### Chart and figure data
::::

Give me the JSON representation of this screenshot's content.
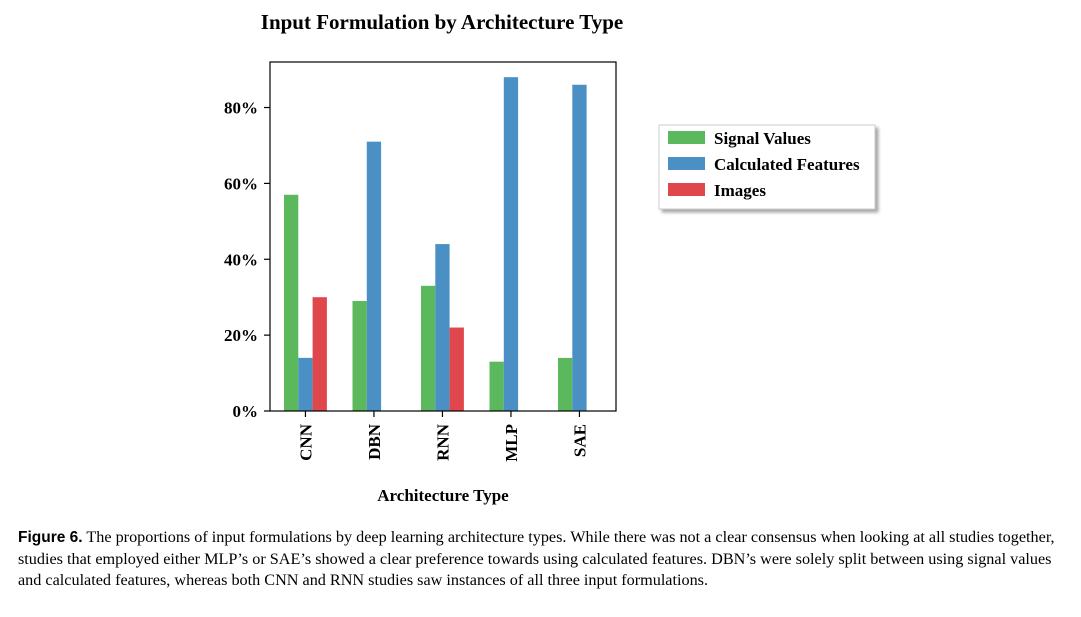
{
  "chart_data": {
    "type": "bar",
    "title": "Input Formulation by Architecture Type",
    "xlabel": "Architecture Type",
    "ylabel": "",
    "categories": [
      "CNN",
      "DBN",
      "RNN",
      "MLP",
      "SAE"
    ],
    "series": [
      {
        "name": "Signal Values",
        "color": "#5cb85c",
        "values": [
          57,
          29,
          33,
          13,
          14
        ]
      },
      {
        "name": "Calculated Features",
        "color": "#4a90c4",
        "values": [
          14,
          71,
          44,
          88,
          86
        ]
      },
      {
        "name": "Images",
        "color": "#e0474c",
        "values": [
          30,
          0,
          22,
          0,
          0
        ]
      }
    ],
    "ylim": [
      0,
      92
    ],
    "yticks": [
      0,
      20,
      40,
      60,
      80
    ],
    "ytick_labels": [
      "0%",
      "20%",
      "40%",
      "60%",
      "80%"
    ],
    "grid": false,
    "legend_position": "right"
  },
  "caption": {
    "label": "Figure 6.",
    "text": "The proportions of input formulations by deep learning architecture types. While there was not a clear consensus when looking at all studies together, studies that employed either MLP’s or SAE’s showed a clear preference towards using calculated features. DBN’s were solely split between using signal values and calculated features, whereas both CNN and RNN studies saw instances of all three input formulations."
  }
}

::::

### What the task asks
Give an exact copy of the material, leaving out every picture.

### Exercise answer
Give me the JSON representation of this screenshot's content.
{
  "chart_data": {
    "type": "bar",
    "title": "Input Formulation by Architecture Type",
    "xlabel": "Architecture Type",
    "ylabel": "",
    "categories": [
      "CNN",
      "DBN",
      "RNN",
      "MLP",
      "SAE"
    ],
    "series": [
      {
        "name": "Signal Values",
        "color": "#5cb85c",
        "values": [
          57,
          29,
          33,
          13,
          14
        ]
      },
      {
        "name": "Calculated Features",
        "color": "#4a90c4",
        "values": [
          14,
          71,
          44,
          88,
          86
        ]
      },
      {
        "name": "Images",
        "color": "#e0474c",
        "values": [
          30,
          0,
          22,
          0,
          0
        ]
      }
    ],
    "ylim": [
      0,
      92
    ],
    "yticks": [
      0,
      20,
      40,
      60,
      80
    ],
    "ytick_labels": [
      "0%",
      "20%",
      "40%",
      "60%",
      "80%"
    ],
    "grid": false,
    "legend_position": "right"
  },
  "caption": {
    "label": "Figure 6.",
    "text": "The proportions of input formulations by deep learning architecture types. While there was not a clear consensus when looking at all studies together, studies that employed either MLP’s or SAE’s showed a clear preference towards using calculated features. DBN’s were solely split between using signal values and calculated features, whereas both CNN and RNN studies saw instances of all three input formulations."
  }
}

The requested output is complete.